GIVEN REQUEST →
The records below are to be quoted in full; please keep every word exact.

DATASET ENTRIES →
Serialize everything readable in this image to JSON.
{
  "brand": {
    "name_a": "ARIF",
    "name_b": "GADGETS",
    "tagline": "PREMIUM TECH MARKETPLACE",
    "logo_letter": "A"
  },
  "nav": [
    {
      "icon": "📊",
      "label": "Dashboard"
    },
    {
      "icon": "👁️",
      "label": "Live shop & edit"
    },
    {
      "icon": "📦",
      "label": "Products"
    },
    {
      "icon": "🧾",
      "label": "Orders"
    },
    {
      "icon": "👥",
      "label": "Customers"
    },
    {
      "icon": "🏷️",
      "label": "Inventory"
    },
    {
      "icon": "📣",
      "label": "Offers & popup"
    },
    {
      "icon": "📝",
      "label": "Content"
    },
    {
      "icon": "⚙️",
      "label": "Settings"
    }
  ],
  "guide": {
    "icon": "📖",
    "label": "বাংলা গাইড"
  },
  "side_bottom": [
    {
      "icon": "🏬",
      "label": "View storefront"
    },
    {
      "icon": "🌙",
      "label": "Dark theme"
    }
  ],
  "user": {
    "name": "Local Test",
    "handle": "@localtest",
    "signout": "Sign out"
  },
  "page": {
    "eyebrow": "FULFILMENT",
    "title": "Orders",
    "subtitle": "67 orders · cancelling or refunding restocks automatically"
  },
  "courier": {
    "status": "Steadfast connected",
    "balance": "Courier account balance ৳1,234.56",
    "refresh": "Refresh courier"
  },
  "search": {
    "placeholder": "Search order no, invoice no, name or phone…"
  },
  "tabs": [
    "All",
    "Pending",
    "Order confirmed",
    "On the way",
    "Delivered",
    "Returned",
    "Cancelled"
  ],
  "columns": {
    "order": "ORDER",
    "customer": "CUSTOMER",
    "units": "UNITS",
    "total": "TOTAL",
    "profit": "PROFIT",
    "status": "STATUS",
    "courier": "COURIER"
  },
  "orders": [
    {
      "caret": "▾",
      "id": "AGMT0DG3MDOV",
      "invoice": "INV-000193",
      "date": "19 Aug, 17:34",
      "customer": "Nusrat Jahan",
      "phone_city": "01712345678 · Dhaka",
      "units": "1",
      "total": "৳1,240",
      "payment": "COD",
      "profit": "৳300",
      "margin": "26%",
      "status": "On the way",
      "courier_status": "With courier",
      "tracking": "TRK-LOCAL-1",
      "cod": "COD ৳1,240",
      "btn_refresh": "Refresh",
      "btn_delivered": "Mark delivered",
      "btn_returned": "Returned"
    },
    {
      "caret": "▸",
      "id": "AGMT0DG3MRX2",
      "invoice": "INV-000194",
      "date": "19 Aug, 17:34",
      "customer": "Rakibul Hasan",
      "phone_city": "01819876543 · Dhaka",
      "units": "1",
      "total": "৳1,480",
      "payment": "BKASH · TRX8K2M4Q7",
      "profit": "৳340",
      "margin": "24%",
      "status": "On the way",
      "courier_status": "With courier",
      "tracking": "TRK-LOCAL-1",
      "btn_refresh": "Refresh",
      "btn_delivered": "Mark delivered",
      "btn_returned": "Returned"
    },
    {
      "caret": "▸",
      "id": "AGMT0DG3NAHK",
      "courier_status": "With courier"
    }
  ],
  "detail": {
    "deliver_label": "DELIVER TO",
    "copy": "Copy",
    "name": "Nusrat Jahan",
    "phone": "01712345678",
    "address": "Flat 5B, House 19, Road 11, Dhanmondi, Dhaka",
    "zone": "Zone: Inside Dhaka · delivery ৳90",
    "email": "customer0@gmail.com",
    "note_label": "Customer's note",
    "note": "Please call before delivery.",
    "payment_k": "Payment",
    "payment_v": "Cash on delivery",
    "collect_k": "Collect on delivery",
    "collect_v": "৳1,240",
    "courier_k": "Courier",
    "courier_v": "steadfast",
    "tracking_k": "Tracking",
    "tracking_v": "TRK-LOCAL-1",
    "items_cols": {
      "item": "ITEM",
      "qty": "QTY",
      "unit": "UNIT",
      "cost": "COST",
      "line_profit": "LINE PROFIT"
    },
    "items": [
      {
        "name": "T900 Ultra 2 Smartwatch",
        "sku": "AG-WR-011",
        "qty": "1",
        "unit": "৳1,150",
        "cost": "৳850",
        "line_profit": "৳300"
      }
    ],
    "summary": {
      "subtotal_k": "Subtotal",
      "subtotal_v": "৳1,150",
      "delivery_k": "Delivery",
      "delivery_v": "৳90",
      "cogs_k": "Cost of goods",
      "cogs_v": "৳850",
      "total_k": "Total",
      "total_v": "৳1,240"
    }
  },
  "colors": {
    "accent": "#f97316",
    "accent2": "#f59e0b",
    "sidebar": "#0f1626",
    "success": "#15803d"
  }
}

CORRECT OUTPUT →
Serialize everything readable in this image to JSON.
{
  "brand": {
    "name_a": "ARIF",
    "name_b": "GADGETS",
    "tagline": "PREMIUM TECH MARKETPLACE",
    "logo_letter": "A"
  },
  "nav": [
    {
      "icon": "📊",
      "label": "Dashboard"
    },
    {
      "icon": "👁️",
      "label": "Live shop & edit"
    },
    {
      "icon": "📦",
      "label": "Products"
    },
    {
      "icon": "🧾",
      "label": "Orders"
    },
    {
      "icon": "👥",
      "label": "Customers"
    },
    {
      "icon": "🏷️",
      "label": "Inventory"
    },
    {
      "icon": "📣",
      "label": "Offers & popup"
    },
    {
      "icon": "📝",
      "label": "Content"
    },
    {
      "icon": "⚙️",
      "label": "Settings"
    }
  ],
  "guide": {
    "icon": "📖",
    "label": "বাংলা গাইড"
  },
  "side_bottom": [
    {
      "icon": "🏬",
      "label": "View storefront"
    },
    {
      "icon": "🌙",
      "label": "Dark theme"
    }
  ],
  "user": {
    "name": "Local Test",
    "handle": "@localtest",
    "signout": "Sign out"
  },
  "page": {
    "eyebrow": "FULFILMENT",
    "title": "Orders",
    "subtitle": "67 orders · cancelling or refunding restocks automatically"
  },
  "courier": {
    "status": "Steadfast connected",
    "balance": "Courier account balance ৳1,234.56",
    "refresh": "Refresh courier"
  },
  "search": {
    "placeholder": "Search order no, invoice no, name or phone…"
  },
  "tabs": [
    "All",
    "Pending",
    "Order confirmed",
    "On the way",
    "Delivered",
    "Returned",
    "Cancelled"
  ],
  "columns": {
    "order": "ORDER",
    "customer": "CUSTOMER",
    "units": "UNITS",
    "total": "TOTAL",
    "profit": "PROFIT",
    "status": "STATUS",
    "courier": "COURIER"
  },
  "orders": [
    {
      "caret": "▾",
      "id": "AGMT0DG3MDOV",
      "invoice": "INV-000193",
      "date": "19 Aug, 17:34",
      "customer": "Nusrat Jahan",
      "phone_city": "01712345678 · Dhaka",
      "units": "1",
      "total": "৳1,240",
      "payment": "COD",
      "profit": "৳300",
      "margin": "26%",
      "status": "On the way",
      "courier_status": "With courier",
      "tracking": "TRK-LOCAL-1",
      "cod": "COD ৳1,240",
      "btn_refresh": "Refresh",
      "btn_delivered": "Mark delivered",
      "btn_returned": "Returned"
    },
    {
      "caret": "▸",
      "id": "AGMT0DG3MRX2",
      "invoice": "INV-000194",
      "date": "19 Aug, 17:34",
      "customer": "Rakibul Hasan",
      "phone_city": "01819876543 · Dhaka",
      "units": "1",
      "total": "৳1,480",
      "payment": "BKASH · TRX8K2M4Q7",
      "profit": "৳340",
      "margin": "24%",
      "status": "On the way",
      "courier_status": "With courier",
      "tracking": "TRK-LOCAL-1",
      "btn_refresh": "Refresh",
      "btn_delivered": "Mark delivered",
      "btn_returned": "Returned"
    },
    {
      "caret": "▸",
      "id": "AGMT0DG3NAHK",
      "courier_status": "With courier"
    }
  ],
  "detail": {
    "deliver_label": "DELIVER TO",
    "copy": "Copy",
    "name": "Nusrat Jahan",
    "phone": "01712345678",
    "address": "Flat 5B, House 19, Road 11, Dhanmondi, Dhaka",
    "zone": "Zone: Inside Dhaka · delivery ৳90",
    "email": "customer0@gmail.com",
    "note_label": "Customer's note",
    "note": "Please call before delivery.",
    "payment_k": "Payment",
    "payment_v": "Cash on delivery",
    "collect_k": "Collect on delivery",
    "collect_v": "৳1,240",
    "courier_k": "Courier",
    "courier_v": "steadfast",
    "tracking_k": "Tracking",
    "tracking_v": "TRK-LOCAL-1",
    "items_cols": {
      "item": "ITEM",
      "qty": "QTY",
      "unit": "UNIT",
      "cost": "COST",
      "line_profit": "LINE PROFIT"
    },
    "items": [
      {
        "name": "T900 Ultra 2 Smartwatch",
        "sku": "AG-WR-011",
        "qty": "1",
        "unit": "৳1,150",
        "cost": "৳850",
        "line_profit": "৳300"
      }
    ],
    "summary": {
      "subtotal_k": "Subtotal",
      "subtotal_v": "৳1,150",
      "delivery_k": "Delivery",
      "delivery_v": "৳90",
      "cogs_k": "Cost of goods",
      "cogs_v": "৳850",
      "total_k": "Total",
      "total_v": "৳1,240"
    }
  },
  "colors": {
    "accent": "#f97316",
    "accent2": "#f59e0b",
    "sidebar": "#0f1626",
    "success": "#15803d"
  }
}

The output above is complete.